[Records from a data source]
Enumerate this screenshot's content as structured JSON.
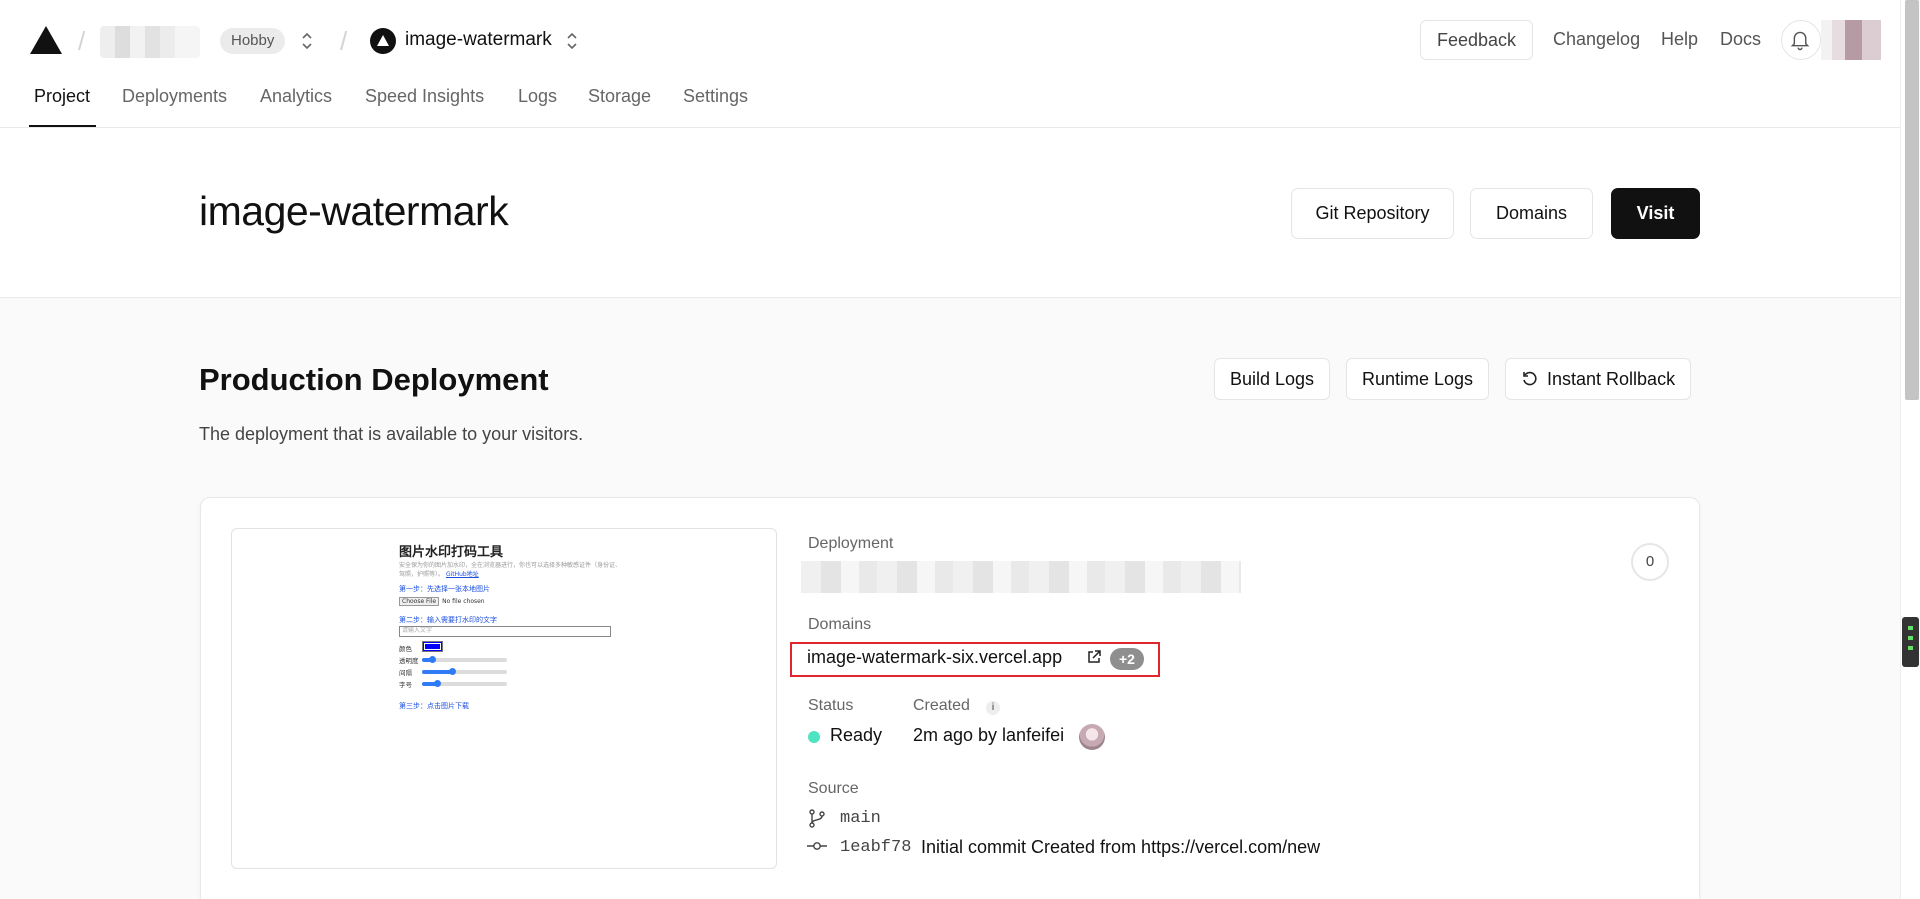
{
  "header": {
    "team_badge": "Hobby",
    "project_name": "image-watermark",
    "feedback_label": "Feedback",
    "links": [
      "Changelog",
      "Help",
      "Docs"
    ]
  },
  "tabs": [
    "Project",
    "Deployments",
    "Analytics",
    "Speed Insights",
    "Logs",
    "Storage",
    "Settings"
  ],
  "title_band": {
    "title": "image-watermark",
    "git_repo_label": "Git Repository",
    "domains_label": "Domains",
    "visit_label": "Visit"
  },
  "production": {
    "title": "Production Deployment",
    "subtitle": "The deployment that is available to your visitors.",
    "build_logs_label": "Build Logs",
    "runtime_logs_label": "Runtime Logs",
    "rollback_label": "Instant Rollback"
  },
  "preview": {
    "title": "图片水印打码工具",
    "desc_line1": "安全保为你的图片加水印，全在浏览器进行，你也可以选择多种敏感证件（身份证、",
    "desc_line2": "驾照，护照等）。",
    "github_link": "GitHub地址",
    "step1": "第一步：先选择一张本地图片",
    "choose_file": "Choose File",
    "no_file": "No file chosen",
    "step2": "第二步：输入需要打水印的文字",
    "input_placeholder": "请输入文字",
    "label_color": "颜色",
    "label_opacity": "透明度",
    "label_spacing": "间隔",
    "label_size": "字号",
    "opacity_level": 0.12,
    "spacing_level": 0.35,
    "size_level": 0.18,
    "step3": "第三步：点击图片下载"
  },
  "deployment": {
    "deployment_label": "Deployment",
    "domains_label": "Domains",
    "domain": "image-watermark-six.vercel.app",
    "extra_domains": "+2",
    "status_label": "Status",
    "status_value": "Ready",
    "created_label": "Created",
    "created_value": "2m ago by lanfeifei",
    "source_label": "Source",
    "branch": "main",
    "commit_hash": "1eabf78",
    "commit_message": "Initial commit Created from https://vercel.com/new",
    "count": "0"
  },
  "colors": {
    "accent_dark": "#111111",
    "ready_dot": "#50e3c2",
    "highlight_box": "#e0262c"
  }
}
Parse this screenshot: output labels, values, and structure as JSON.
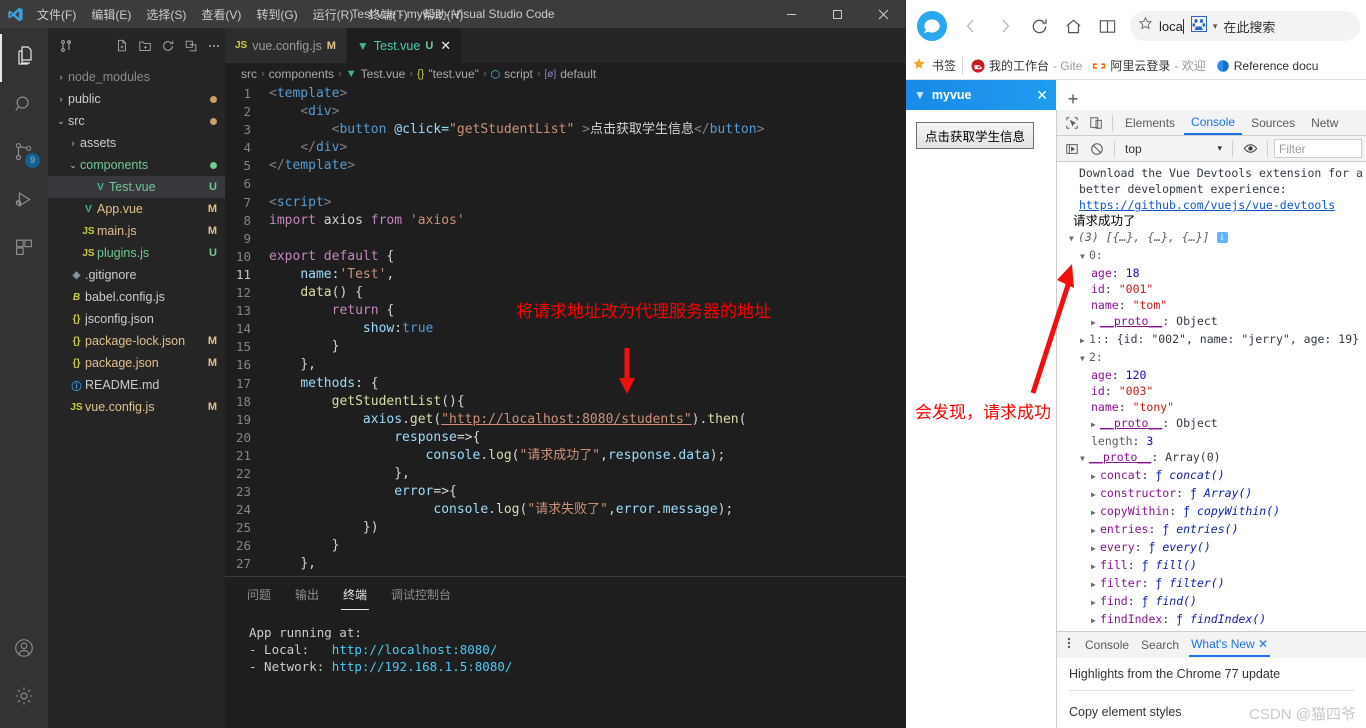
{
  "vscode": {
    "window_title": "Test.vue - myvue - Visual Studio Code",
    "menu": [
      {
        "label": "文件(F)"
      },
      {
        "label": "编辑(E)"
      },
      {
        "label": "选择(S)"
      },
      {
        "label": "查看(V)"
      },
      {
        "label": "转到(G)"
      },
      {
        "label": "运行(R)"
      },
      {
        "label": "终端(T)"
      },
      {
        "label": "帮助(H)"
      }
    ],
    "window_controls": {
      "minimize": "—",
      "maximize": "▭",
      "close": "✕"
    },
    "activitybar": [
      {
        "name": "explorer",
        "icon": "files-icon",
        "badge": ""
      },
      {
        "name": "search",
        "icon": "search-icon",
        "badge": ""
      },
      {
        "name": "source-control",
        "icon": "source-control-icon",
        "badge": "9"
      },
      {
        "name": "run-debug",
        "icon": "run-debug-icon",
        "badge": ""
      },
      {
        "name": "extensions",
        "icon": "extensions-icon",
        "badge": ""
      }
    ],
    "activitybar_bottom": [
      {
        "name": "account",
        "icon": "account-icon"
      },
      {
        "name": "manage",
        "icon": "gear-icon"
      }
    ],
    "explorer_actions": [
      {
        "icon": "new-file-icon"
      },
      {
        "icon": "new-folder-icon"
      },
      {
        "icon": "refresh-icon"
      },
      {
        "icon": "collapse-all-icon"
      },
      {
        "icon": "more-actions-icon"
      }
    ],
    "tree": [
      {
        "label": "node_modules",
        "chevron": "›",
        "icon": "",
        "indent": 0,
        "badge": "",
        "dot": "",
        "color": "#8a8a8a",
        "selected": false
      },
      {
        "label": "public",
        "chevron": "›",
        "icon": "",
        "indent": 0,
        "badge": "",
        "dot": "#c9a06a",
        "color": "#cccccc",
        "selected": false
      },
      {
        "label": "src",
        "chevron": "⌄",
        "icon": "",
        "indent": 0,
        "badge": "",
        "dot": "#c9a06a",
        "color": "#cccccc",
        "selected": false
      },
      {
        "label": "assets",
        "chevron": "›",
        "icon": "",
        "indent": 1,
        "badge": "",
        "dot": "",
        "color": "#cccccc",
        "selected": false
      },
      {
        "label": "components",
        "chevron": "⌄",
        "icon": "",
        "indent": 1,
        "badge": "",
        "dot": "#73c991",
        "color": "#73c991",
        "selected": false
      },
      {
        "label": "Test.vue",
        "chevron": "",
        "icon": "V",
        "indent": 2,
        "badge": "U",
        "dot": "",
        "color": "#73c991",
        "selected": true
      },
      {
        "label": "App.vue",
        "chevron": "",
        "icon": "V",
        "indent": 1,
        "badge": "M",
        "dot": "",
        "color": "#e2c08d",
        "selected": false
      },
      {
        "label": "main.js",
        "chevron": "",
        "icon": "JS",
        "indent": 1,
        "badge": "M",
        "dot": "",
        "color": "#e2c08d",
        "selected": false
      },
      {
        "label": "plugins.js",
        "chevron": "",
        "icon": "JS",
        "indent": 1,
        "badge": "U",
        "dot": "",
        "color": "#73c991",
        "selected": false
      },
      {
        "label": ".gitignore",
        "chevron": "",
        "icon": "◈",
        "indent": 0,
        "badge": "",
        "dot": "",
        "color": "#cccccc",
        "selected": false
      },
      {
        "label": "babel.config.js",
        "chevron": "",
        "icon": "B",
        "indent": 0,
        "badge": "",
        "dot": "",
        "color": "#cccccc",
        "selected": false
      },
      {
        "label": "jsconfig.json",
        "chevron": "",
        "icon": "{}",
        "indent": 0,
        "badge": "",
        "dot": "",
        "color": "#cccccc",
        "selected": false
      },
      {
        "label": "package-lock.json",
        "chevron": "",
        "icon": "{}",
        "indent": 0,
        "badge": "M",
        "dot": "",
        "color": "#e2c08d",
        "selected": false
      },
      {
        "label": "package.json",
        "chevron": "",
        "icon": "{}",
        "indent": 0,
        "badge": "M",
        "dot": "",
        "color": "#e2c08d",
        "selected": false
      },
      {
        "label": "README.md",
        "chevron": "",
        "icon": "ⓘ",
        "indent": 0,
        "badge": "",
        "dot": "",
        "color": "#cccccc",
        "selected": false
      },
      {
        "label": "vue.config.js",
        "chevron": "",
        "icon": "JS",
        "indent": 0,
        "badge": "M",
        "dot": "",
        "color": "#e2c08d",
        "selected": false
      }
    ],
    "tabs": [
      {
        "label": "vue.config.js",
        "icon": "JS",
        "badge": "M",
        "active": false,
        "close": ""
      },
      {
        "label": "Test.vue",
        "icon": "V",
        "badge": "U",
        "active": true,
        "close": "✕"
      }
    ],
    "breadcrumb": [
      "src",
      "components",
      "Test.vue",
      "\"test.vue\"",
      "script",
      "default"
    ],
    "editor": {
      "current_line": 11,
      "lines": [
        {
          "n": 1,
          "indent": 0
        },
        {
          "n": 2,
          "indent": 1
        },
        {
          "n": 3,
          "indent": 2
        },
        {
          "n": 4,
          "indent": 1
        },
        {
          "n": 5,
          "indent": 0
        },
        {
          "n": 6,
          "indent": 0
        },
        {
          "n": 7,
          "indent": 0
        },
        {
          "n": 8,
          "indent": 0
        },
        {
          "n": 9,
          "indent": 0
        },
        {
          "n": 10,
          "indent": 0
        },
        {
          "n": 11,
          "indent": 1
        },
        {
          "n": 12,
          "indent": 1
        },
        {
          "n": 13,
          "indent": 2
        },
        {
          "n": 14,
          "indent": 3
        },
        {
          "n": 15,
          "indent": 2
        },
        {
          "n": 16,
          "indent": 1
        },
        {
          "n": 17,
          "indent": 1
        },
        {
          "n": 18,
          "indent": 2
        },
        {
          "n": 19,
          "indent": 3
        },
        {
          "n": 20,
          "indent": 4
        },
        {
          "n": 21,
          "indent": 5
        },
        {
          "n": 22,
          "indent": 4
        },
        {
          "n": 23,
          "indent": 4
        },
        {
          "n": 24,
          "indent": 5
        },
        {
          "n": 25,
          "indent": 3
        },
        {
          "n": 26,
          "indent": 2
        },
        {
          "n": 27,
          "indent": 1
        }
      ],
      "button_text": "点击获取学生信息",
      "click_attr": "@click=",
      "click_value": "\"getStudentList\"",
      "name_value": "'Test'",
      "import_line": "import axios from 'axios'",
      "request_url": "\"http://localhost:8080/students\"",
      "log_success": "\"请求成功了\"",
      "log_fail": "\"请求失败了\""
    },
    "panel": {
      "tabs": [
        {
          "label": "问题",
          "active": false
        },
        {
          "label": "输出",
          "active": false
        },
        {
          "label": "终端",
          "active": true
        },
        {
          "label": "调试控制台",
          "active": false
        }
      ],
      "terminal": [
        {
          "text": "App running at:",
          "url": ""
        },
        {
          "text": "- Local:   ",
          "url": "http://localhost:8080/"
        },
        {
          "text": "- Network: ",
          "url": "http://192.168.1.5:8080/"
        }
      ]
    },
    "annotations": [
      {
        "name": "annotation-proxy-note",
        "text": "将请求地址改为代理服务器的地址"
      }
    ]
  },
  "browser": {
    "app": "qq-browser",
    "nav": [
      {
        "name": "back",
        "icon": "chevron-left-icon"
      },
      {
        "name": "forward",
        "icon": "chevron-right-icon"
      },
      {
        "name": "reload",
        "icon": "reload-icon"
      },
      {
        "name": "home",
        "icon": "home-icon"
      },
      {
        "name": "reading-mode",
        "icon": "book-icon"
      }
    ],
    "url_value": "loca",
    "search_placeholder": "在此搜索",
    "search_engine": "baidu-icon",
    "bookmarks_label": "书签",
    "bookmarks": [
      {
        "label": "我的工作台",
        "sub": "- Gite",
        "icon": "gitee-icon",
        "color": "#c71d23"
      },
      {
        "label": "阿里云登录",
        "sub": "- 欢迎",
        "icon": "aliyun-icon",
        "color": "#ff6a00"
      },
      {
        "label": "Reference docu",
        "sub": "",
        "icon": "globe-icon",
        "color": "#2d8cf0"
      }
    ],
    "tab": {
      "label": "myvue",
      "icon": "vue-icon",
      "close": "✕"
    },
    "newtab": "+",
    "page": {
      "button_label": "点击获取学生信息"
    }
  },
  "devtools": {
    "tabs": [
      {
        "label": "Elements",
        "active": false
      },
      {
        "label": "Console",
        "active": true
      },
      {
        "label": "Sources",
        "active": false
      },
      {
        "label": "Netw",
        "active": false
      }
    ],
    "toolbar_icons": [
      {
        "name": "inspect-element-icon"
      },
      {
        "name": "device-toolbar-icon"
      }
    ],
    "filterbar": {
      "execute_icon": "execute-icon",
      "clear_icon": "clear-console-icon",
      "context": "top",
      "chevron": "▾",
      "eye_icon": "eye-icon",
      "filter_placeholder": "Filter"
    },
    "console": {
      "vue_notice_1": "Download the Vue Devtools extension for a ",
      "vue_notice_link_tail": "b",
      "vue_notice_2": "better development experience:",
      "vue_notice_url": "https://github.com/vuejs/vue-devtools",
      "log_label": "请求成功了",
      "array_summary": "(3) [{…}, {…}, {…}]",
      "items": [
        {
          "kind": "expand",
          "tri": "▼",
          "key": "0:",
          "indent": 1
        },
        {
          "kind": "prop",
          "key": "age",
          "value": "18",
          "vtype": "num",
          "indent": 2
        },
        {
          "kind": "prop",
          "key": "id",
          "value": "\"001\"",
          "vtype": "str",
          "indent": 2
        },
        {
          "kind": "prop",
          "key": "name",
          "value": "\"tom\"",
          "vtype": "str",
          "indent": 2
        },
        {
          "kind": "proto",
          "tri": "▶",
          "key": "__proto__",
          "value": "Object",
          "indent": 2
        },
        {
          "kind": "inline",
          "tri": "▶",
          "key": "1:",
          "value": "{id: \"002\", name: \"jerry\", age: 19}",
          "indent": 1
        },
        {
          "kind": "expand",
          "tri": "▼",
          "key": "2:",
          "indent": 1
        },
        {
          "kind": "prop",
          "key": "age",
          "value": "120",
          "vtype": "num",
          "indent": 2
        },
        {
          "kind": "prop",
          "key": "id",
          "value": "\"003\"",
          "vtype": "str",
          "indent": 2
        },
        {
          "kind": "prop",
          "key": "name",
          "value": "\"tony\"",
          "vtype": "str",
          "indent": 2
        },
        {
          "kind": "proto",
          "tri": "▶",
          "key": "__proto__",
          "value": "Object",
          "indent": 2
        },
        {
          "kind": "length",
          "key": "length",
          "value": "3",
          "vtype": "num",
          "indent": 2
        },
        {
          "kind": "protoarr",
          "tri": "▼",
          "key": "__proto__",
          "value": "Array(0)",
          "indent": 1
        },
        {
          "kind": "fn",
          "tri": "▶",
          "key": "concat",
          "value": "concat()",
          "indent": 2
        },
        {
          "kind": "fn",
          "tri": "▶",
          "key": "constructor",
          "value": "Array()",
          "indent": 2
        },
        {
          "kind": "fn",
          "tri": "▶",
          "key": "copyWithin",
          "value": "copyWithin()",
          "indent": 2
        },
        {
          "kind": "fn",
          "tri": "▶",
          "key": "entries",
          "value": "entries()",
          "indent": 2
        },
        {
          "kind": "fn",
          "tri": "▶",
          "key": "every",
          "value": "every()",
          "indent": 2
        },
        {
          "kind": "fn",
          "tri": "▶",
          "key": "fill",
          "value": "fill()",
          "indent": 2
        },
        {
          "kind": "fn",
          "tri": "▶",
          "key": "filter",
          "value": "filter()",
          "indent": 2
        },
        {
          "kind": "fn",
          "tri": "▶",
          "key": "find",
          "value": "find()",
          "indent": 2
        },
        {
          "kind": "fn",
          "tri": "▶",
          "key": "findIndex",
          "value": "findIndex()",
          "indent": 2
        }
      ]
    },
    "drawer": {
      "menu_icon": "more-vertical-icon",
      "tabs": [
        {
          "label": "Console",
          "active": false,
          "close": ""
        },
        {
          "label": "Search",
          "active": false,
          "close": ""
        },
        {
          "label": "What's New",
          "active": true,
          "close": "✕"
        }
      ],
      "headline": "Highlights from the Chrome 77 update",
      "items": [
        {
          "label": "Copy element styles"
        }
      ]
    },
    "annotations": [
      {
        "name": "annotation-success-note",
        "text": "会发现，请求成功"
      }
    ]
  },
  "watermark": "CSDN @猫四爷"
}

▶ Work to be completed
Answer with a single number: the count of lines holding the word "package".

▶ Task answer
2